Copy the data below exactly, omitting any picture it contains.

+++

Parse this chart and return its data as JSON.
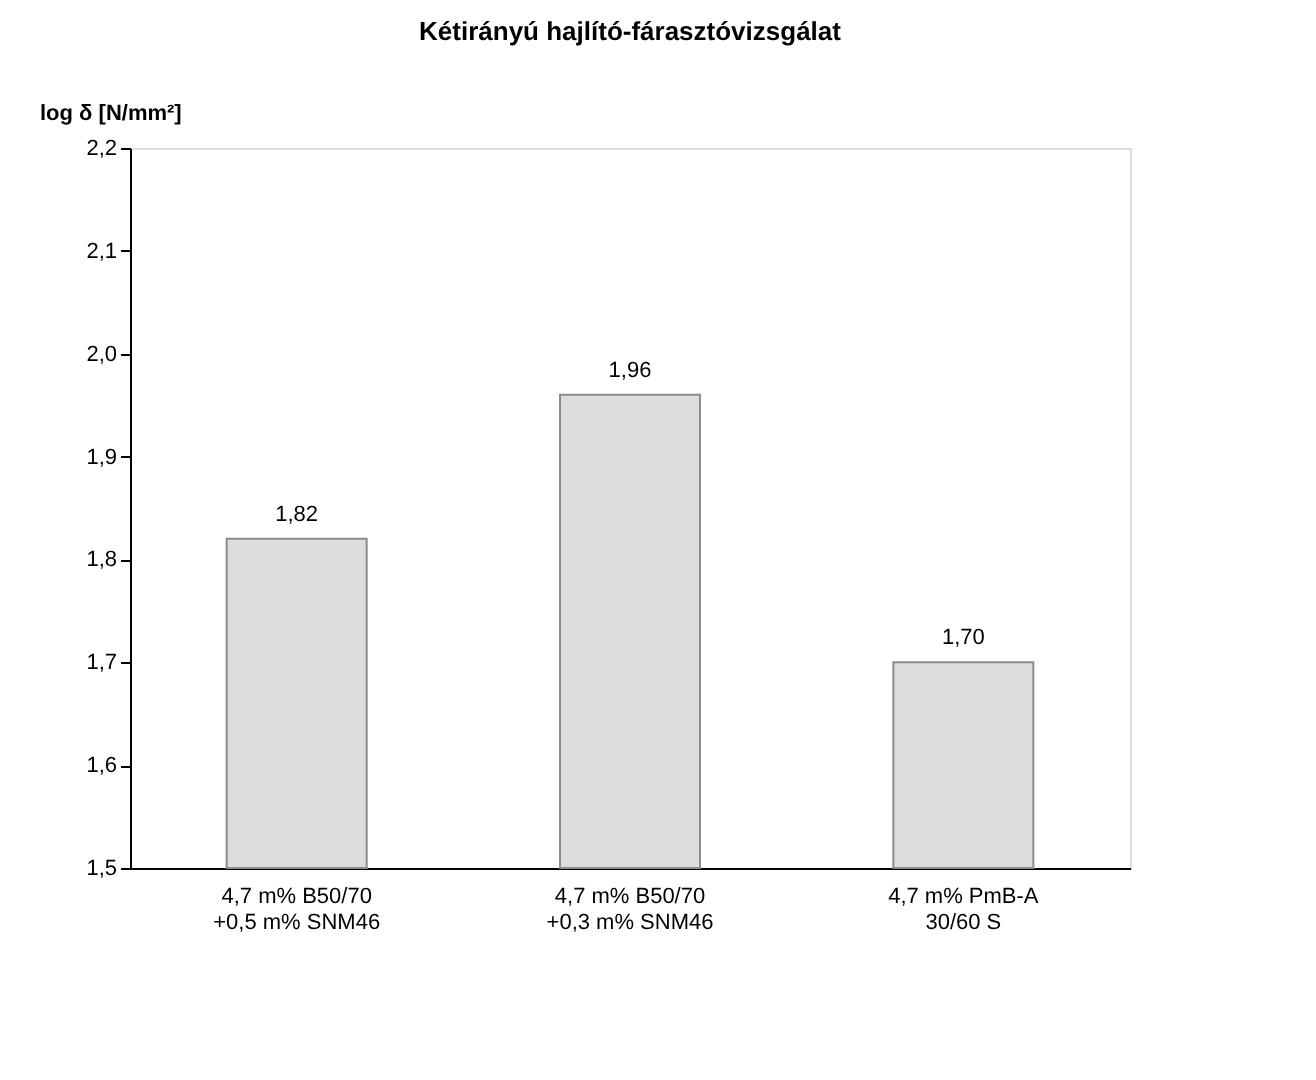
{
  "chart_data": {
    "type": "bar",
    "title": "Kétirányú hajlító-fárasztóvizsgálat",
    "ylabel": "log  δ [N/mm²]",
    "categories": [
      "4,7 m% B50/70\n+0,5 m% SNM46",
      "4,7 m% B50/70\n+0,3 m% SNM46",
      "4,7 m% PmB-A\n30/60 S"
    ],
    "values": [
      1.82,
      1.96,
      1.7
    ],
    "value_labels": [
      "1,82",
      "1,96",
      "1,70"
    ],
    "color": "#dcdcdc",
    "ylim": [
      1.5,
      2.2
    ],
    "yticks": [
      {
        "value": 1.5,
        "label": "1,5"
      },
      {
        "value": 1.6,
        "label": "1,6"
      },
      {
        "value": 1.7,
        "label": "1,7"
      },
      {
        "value": 1.8,
        "label": "1,8"
      },
      {
        "value": 1.9,
        "label": "1,9"
      },
      {
        "value": 2.0,
        "label": "2,0"
      },
      {
        "value": 2.1,
        "label": "2,1"
      },
      {
        "value": 2.2,
        "label": "2,2"
      }
    ],
    "grid": false
  }
}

+++

In response
Parse this chart and return its data as JSON.
{
  "chart_data": {
    "type": "bar",
    "title": "Kétirányú hajlító-fárasztóvizsgálat",
    "ylabel": "log  δ [N/mm²]",
    "categories": [
      "4,7 m% B50/70\n+0,5 m% SNM46",
      "4,7 m% B50/70\n+0,3 m% SNM46",
      "4,7 m% PmB-A\n30/60 S"
    ],
    "values": [
      1.82,
      1.96,
      1.7
    ],
    "value_labels": [
      "1,82",
      "1,96",
      "1,70"
    ],
    "color": "#dcdcdc",
    "ylim": [
      1.5,
      2.2
    ],
    "yticks": [
      {
        "value": 1.5,
        "label": "1,5"
      },
      {
        "value": 1.6,
        "label": "1,6"
      },
      {
        "value": 1.7,
        "label": "1,7"
      },
      {
        "value": 1.8,
        "label": "1,8"
      },
      {
        "value": 1.9,
        "label": "1,9"
      },
      {
        "value": 2.0,
        "label": "2,0"
      },
      {
        "value": 2.1,
        "label": "2,1"
      },
      {
        "value": 2.2,
        "label": "2,2"
      }
    ],
    "grid": false
  }
}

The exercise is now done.